**GOAL OF THE EXERCISE**.
Reproduce the full listing below unchanged, apart from the pictures.

------

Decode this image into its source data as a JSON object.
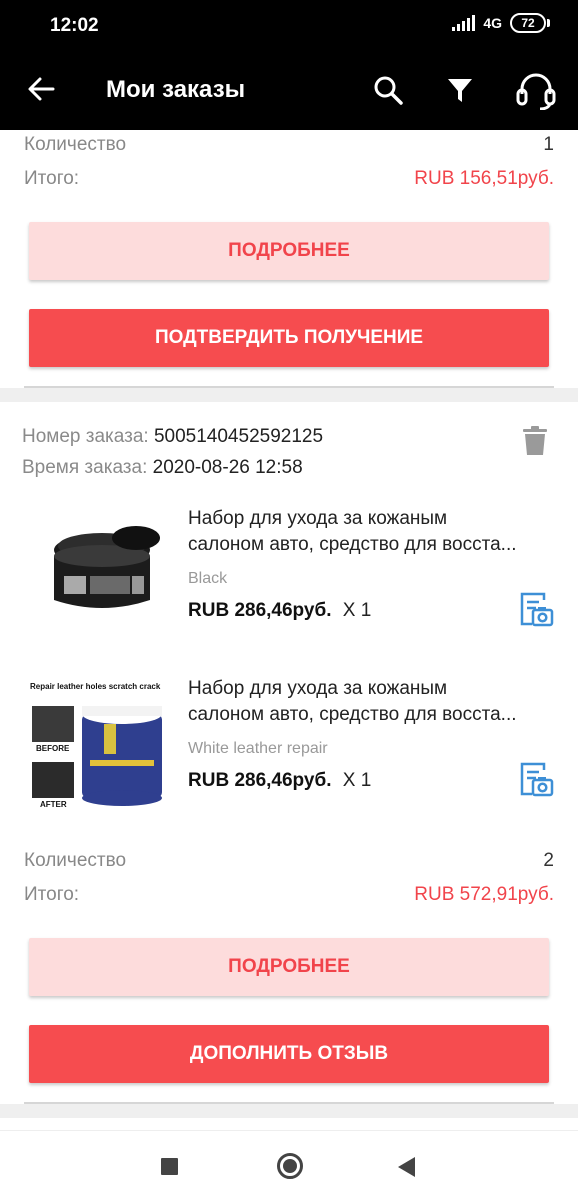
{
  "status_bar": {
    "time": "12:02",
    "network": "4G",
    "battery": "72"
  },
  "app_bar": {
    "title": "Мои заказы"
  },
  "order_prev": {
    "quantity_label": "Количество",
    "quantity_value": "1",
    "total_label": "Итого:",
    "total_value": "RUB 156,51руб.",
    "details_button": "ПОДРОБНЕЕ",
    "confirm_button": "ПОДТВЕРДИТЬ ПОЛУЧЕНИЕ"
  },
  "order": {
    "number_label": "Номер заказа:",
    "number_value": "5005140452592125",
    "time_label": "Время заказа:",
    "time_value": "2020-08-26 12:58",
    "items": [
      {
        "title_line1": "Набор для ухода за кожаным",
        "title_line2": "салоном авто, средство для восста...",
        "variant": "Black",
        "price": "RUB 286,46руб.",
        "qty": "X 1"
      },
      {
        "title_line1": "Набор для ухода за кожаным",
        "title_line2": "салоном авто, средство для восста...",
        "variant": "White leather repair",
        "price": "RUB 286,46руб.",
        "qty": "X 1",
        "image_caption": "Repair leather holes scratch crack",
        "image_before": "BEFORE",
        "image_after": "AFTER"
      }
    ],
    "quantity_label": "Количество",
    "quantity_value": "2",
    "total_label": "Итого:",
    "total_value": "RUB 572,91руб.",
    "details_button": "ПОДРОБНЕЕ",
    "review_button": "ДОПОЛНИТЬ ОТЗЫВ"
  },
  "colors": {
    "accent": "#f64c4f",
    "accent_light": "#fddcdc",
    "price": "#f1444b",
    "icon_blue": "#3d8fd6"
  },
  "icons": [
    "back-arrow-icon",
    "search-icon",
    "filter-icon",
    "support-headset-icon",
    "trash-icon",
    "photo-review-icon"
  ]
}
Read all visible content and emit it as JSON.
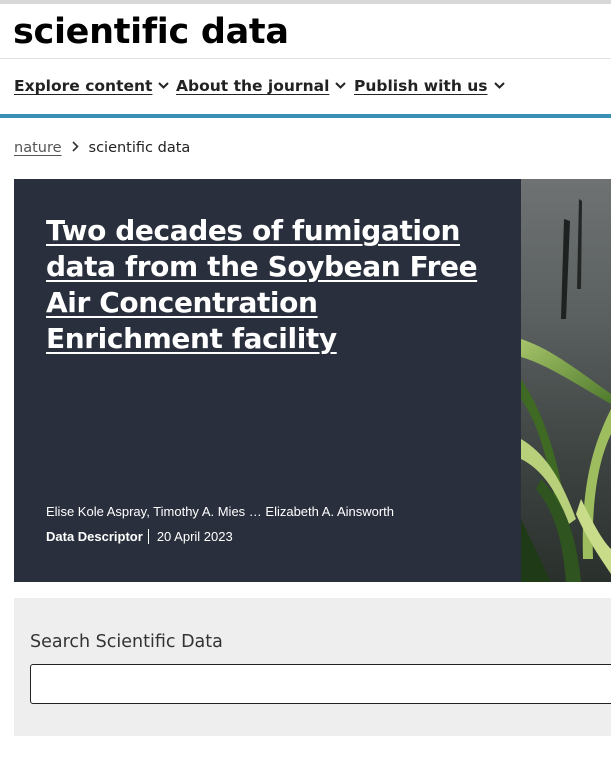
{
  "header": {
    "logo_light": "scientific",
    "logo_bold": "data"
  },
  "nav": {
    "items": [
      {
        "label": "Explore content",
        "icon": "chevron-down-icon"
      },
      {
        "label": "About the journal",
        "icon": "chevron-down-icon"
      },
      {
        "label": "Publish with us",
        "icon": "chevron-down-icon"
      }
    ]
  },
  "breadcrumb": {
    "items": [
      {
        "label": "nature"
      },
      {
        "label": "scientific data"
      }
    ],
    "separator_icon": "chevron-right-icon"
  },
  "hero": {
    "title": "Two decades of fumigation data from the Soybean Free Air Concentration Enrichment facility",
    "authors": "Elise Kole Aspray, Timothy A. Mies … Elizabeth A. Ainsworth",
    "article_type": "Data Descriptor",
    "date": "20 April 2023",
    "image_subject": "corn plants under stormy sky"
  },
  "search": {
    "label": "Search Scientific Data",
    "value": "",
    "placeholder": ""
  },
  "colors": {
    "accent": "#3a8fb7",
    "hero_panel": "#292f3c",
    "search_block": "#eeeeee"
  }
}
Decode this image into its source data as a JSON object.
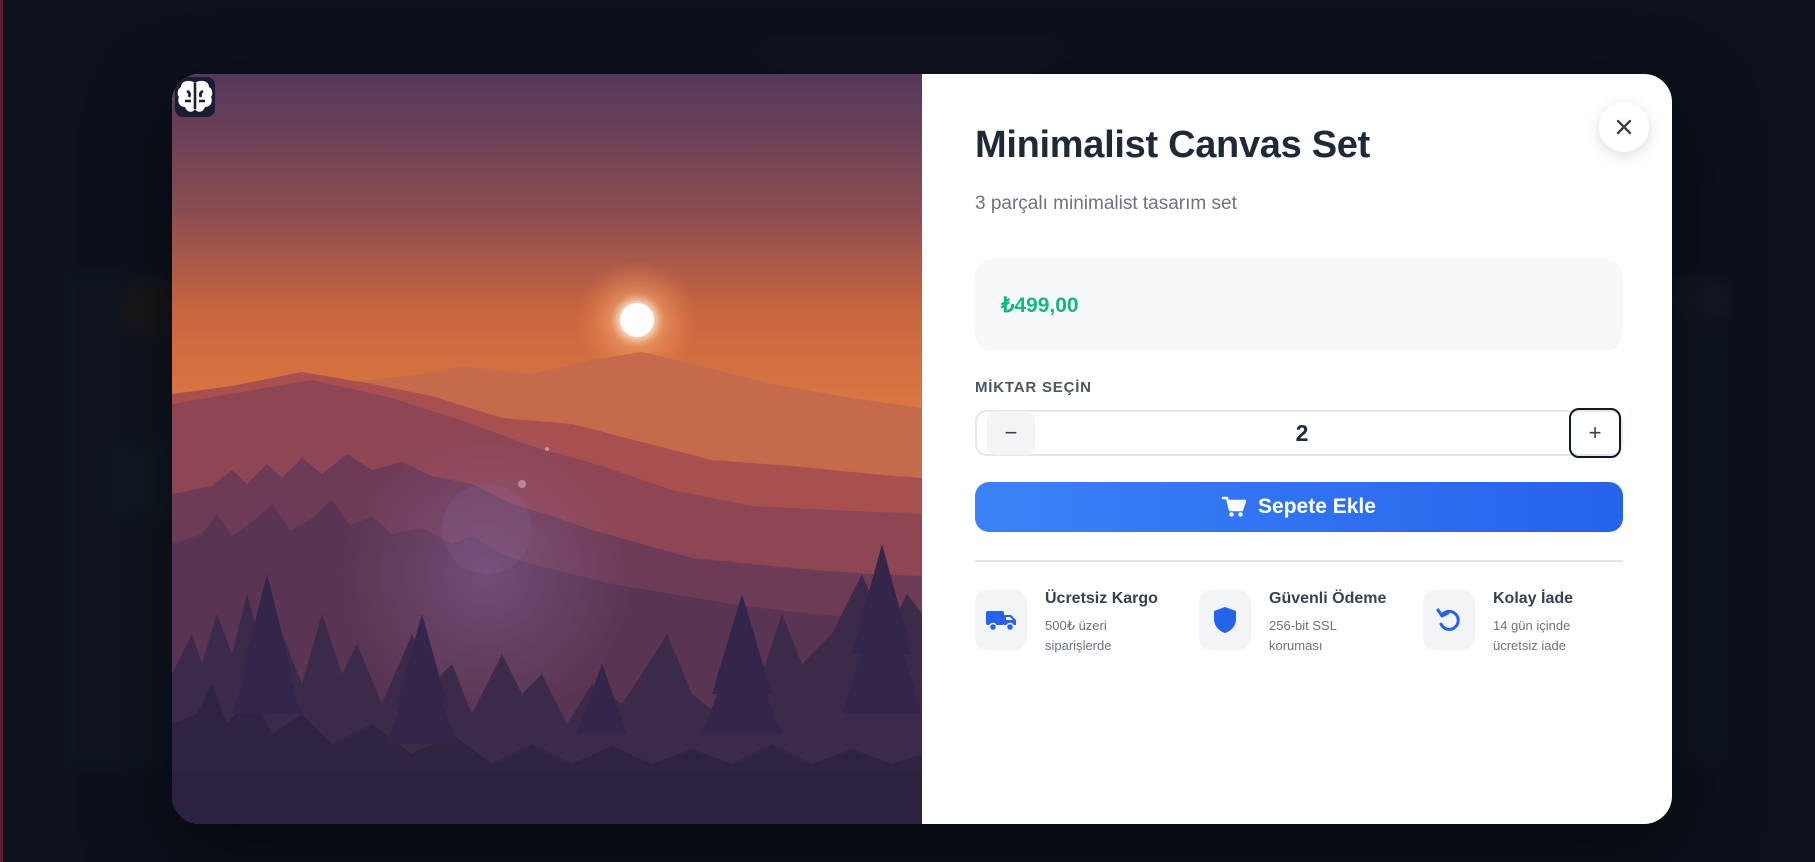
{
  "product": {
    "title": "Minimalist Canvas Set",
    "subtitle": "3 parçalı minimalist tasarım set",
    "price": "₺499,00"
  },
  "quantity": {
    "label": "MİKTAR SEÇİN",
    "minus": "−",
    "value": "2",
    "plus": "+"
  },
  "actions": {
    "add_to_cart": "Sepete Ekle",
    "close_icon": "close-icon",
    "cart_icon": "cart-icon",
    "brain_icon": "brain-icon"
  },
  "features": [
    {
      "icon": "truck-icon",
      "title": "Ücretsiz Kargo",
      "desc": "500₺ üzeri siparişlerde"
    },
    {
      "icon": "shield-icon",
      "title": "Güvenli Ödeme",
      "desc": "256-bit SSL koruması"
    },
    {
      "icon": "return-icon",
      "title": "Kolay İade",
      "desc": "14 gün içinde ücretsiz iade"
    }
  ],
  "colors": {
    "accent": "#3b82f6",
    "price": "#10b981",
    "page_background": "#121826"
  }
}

------

**ANSWER FOR THIS EXERCISE**.
Decode this image into its source data as a JSON object.
{
  "status_bar": {
    "time": "12:02",
    "network": "4G",
    "battery": "72"
  },
  "app_bar": {
    "title": "Мои заказы"
  },
  "order_prev": {
    "quantity_label": "Количество",
    "quantity_value": "1",
    "total_label": "Итого:",
    "total_value": "RUB 156,51руб.",
    "details_button": "ПОДРОБНЕЕ",
    "confirm_button": "ПОДТВЕРДИТЬ ПОЛУЧЕНИЕ"
  },
  "order": {
    "number_label": "Номер заказа:",
    "number_value": "5005140452592125",
    "time_label": "Время заказа:",
    "time_value": "2020-08-26 12:58",
    "items": [
      {
        "title_line1": "Набор для ухода за кожаным",
        "title_line2": "салоном авто, средство для восста...",
        "variant": "Black",
        "price": "RUB 286,46руб.",
        "qty": "X 1"
      },
      {
        "title_line1": "Набор для ухода за кожаным",
        "title_line2": "салоном авто, средство для восста...",
        "variant": "White leather repair",
        "price": "RUB 286,46руб.",
        "qty": "X 1",
        "image_caption": "Repair leather holes scratch crack",
        "image_before": "BEFORE",
        "image_after": "AFTER"
      }
    ],
    "quantity_label": "Количество",
    "quantity_value": "2",
    "total_label": "Итого:",
    "total_value": "RUB 572,91руб.",
    "details_button": "ПОДРОБНЕЕ",
    "review_button": "ДОПОЛНИТЬ ОТЗЫВ"
  },
  "colors": {
    "accent": "#f64c4f",
    "accent_light": "#fddcdc",
    "price": "#f1444b",
    "icon_blue": "#3d8fd6"
  },
  "icons": [
    "back-arrow-icon",
    "search-icon",
    "filter-icon",
    "support-headset-icon",
    "trash-icon",
    "photo-review-icon"
  ]
}
Read all visible content and emit it as JSON.
{
  "header": {
    "logo_light": "scientific",
    "logo_bold": "data"
  },
  "nav": {
    "items": [
      {
        "label": "Explore content",
        "icon": "chevron-down-icon"
      },
      {
        "label": "About the journal",
        "icon": "chevron-down-icon"
      },
      {
        "label": "Publish with us",
        "icon": "chevron-down-icon"
      }
    ]
  },
  "breadcrumb": {
    "items": [
      {
        "label": "nature"
      },
      {
        "label": "scientific data"
      }
    ],
    "separator_icon": "chevron-right-icon"
  },
  "hero": {
    "title": "Two decades of fumigation data from the Soybean Free Air Concentration Enrichment facility",
    "authors": "Elise Kole Aspray, Timothy A. Mies … Elizabeth A. Ainsworth",
    "article_type": "Data Descriptor",
    "date": "20 April 2023",
    "image_subject": "corn plants under stormy sky"
  },
  "search": {
    "label": "Search Scientific Data",
    "value": "",
    "placeholder": ""
  },
  "colors": {
    "accent": "#3a8fb7",
    "hero_panel": "#292f3c",
    "search_block": "#eeeeee"
  }
}
Decode this image into its source data as a JSON object.
{
  "product": {
    "title": "Minimalist Canvas Set",
    "subtitle": "3 parçalı minimalist tasarım set",
    "price": "₺499,00"
  },
  "quantity": {
    "label": "MİKTAR SEÇİN",
    "minus": "−",
    "value": "2",
    "plus": "+"
  },
  "actions": {
    "add_to_cart": "Sepete Ekle",
    "close_icon": "close-icon",
    "cart_icon": "cart-icon",
    "brain_icon": "brain-icon"
  },
  "features": [
    {
      "icon": "truck-icon",
      "title": "Ücretsiz Kargo",
      "desc": "500₺ üzeri siparişlerde"
    },
    {
      "icon": "shield-icon",
      "title": "Güvenli Ödeme",
      "desc": "256-bit SSL koruması"
    },
    {
      "icon": "return-icon",
      "title": "Kolay İade",
      "desc": "14 gün içinde ücretsiz iade"
    }
  ],
  "colors": {
    "accent": "#3b82f6",
    "price": "#10b981",
    "page_background": "#121826"
  }
}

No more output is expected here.